**À faire:**
Prolongez l'entretien sur la décroissance de l'extrait choisi ci-dessous, en reprenant juste après sa dernière phrase.
─── Extrait choisi ───
Paul Ariès : « Le “plus à jouir”, pas l’austérité ! »

La décroissance, vision de gauche, doit clarifier ses débats face aux récupérations de tous bords, défend Paul Ariès.

Patrick Piro  • 17 février 2016 abonné·es
Paul Ariès : « Le “plus à jouir”, pas l’austérité ! »
Paul Ariès est politologue, directeur de la revue Les Zindigné(e)s !
© FRED DUFOUR/AFP

Sous l’effet de la crise économique et écologique, les idées de la décroissance ont essaimé au-delà de son principal sérail d’origine – à gauche –, pour inspirer jusqu’à l’extrême droite. Se développe une mouvance qui promeut une austérité moralisante, face à une décroissance qui revendique le partage – une position que la faillite de la « gauche de gauche » ne contribue pas à renforcer, explique Paul Ariès.

Le vocable « décroissance » a fortement reflué du débat public. Pour quelle raison ?
─── Lignes de données ───
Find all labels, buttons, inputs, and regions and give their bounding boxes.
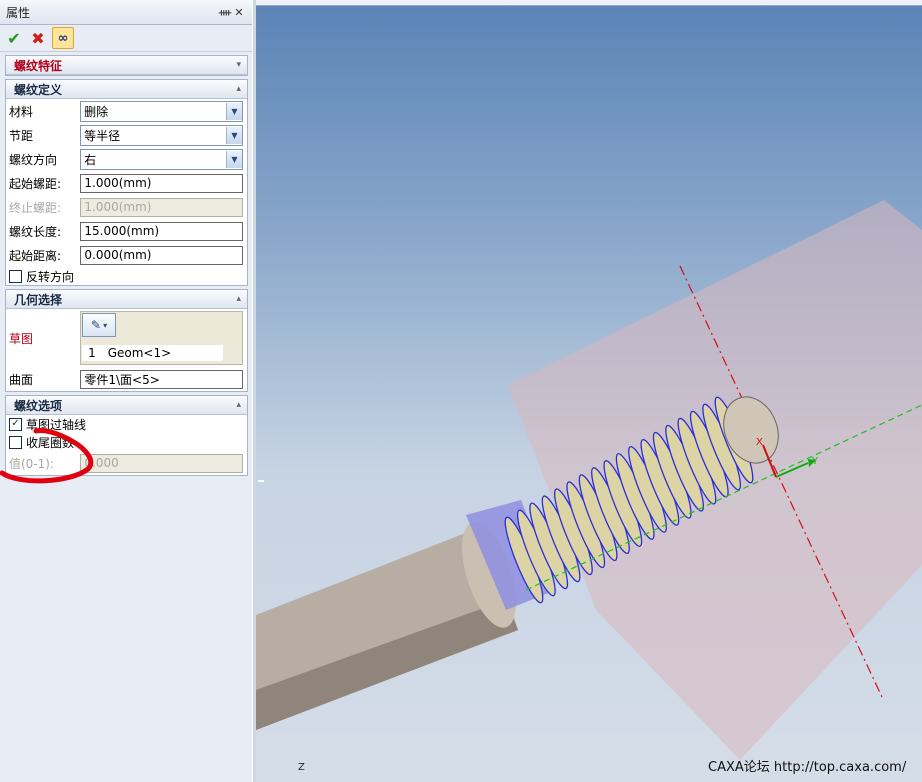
───
**Réponse:**
Paul Ariès La décroissance a rempli sa fonction initiale, celle d’inviter les gauches et l’écologie à penser en dehors des mythes du productivisme et de la croissance. Aujourd’hui, nous sommes passés à une étape de construction autour d’expériences concrètes qui se multiplient – relocalisation de l’économie, ralentissement du rythme de vie, coopération, gratuité des services publics, simplicité, etc. Problème : les gauches, vivier naturel de cette mouvance, sont-elles prêtes à endosser cette radicalité ? L’une des difficultés pour la décroissance à reprendre l’initiative et à imposer son agenda tient à l’atonie de la gauche : elle a perdu des villes « en transition », comme Grigny, Vaulx-en-Velin ou Aubagne. Aujourd’hui, c’est la pensée de droite qui domine les concepts et les mots. Pour tirer la décroissance vers le haut, commençons par sauver la « gauche de gauche ».

La décroissance est souvent assimilée à l’austérité…

Si notre mouvance provoque des débats au sein de la gauche, s’y superpose une confusion induite par une droitisation de certains courants. Il existe aujourd’hui un schisme entre une décroissance de gauche et une décroissance de droite, clivage qui n’était pas si présent quand il s’agissait simplement de dénoncer l’hyper-publicité, la croissance ou la surconsommation. Avec les pires des récupérations, jusqu’à l’extrême droite.

Alain de Benoist, Alain Soral, l’Action française, les Identitaires et certains courants issus de la Manif pour tous s’inspirent des idées de la décroissance – une austérité choisie plutôt que subie, une confusion de la lutte contre les OGM et de celle contre l’IVG, etc. Ce qui nous oblige à faire de la politique pour apporter des clarifications : notre relocalisation n’est pas un repli nationaliste, c’est « le local sans les murs » ; notre décroissance n’est pas la récession, comme le crie Podemos en Espagne.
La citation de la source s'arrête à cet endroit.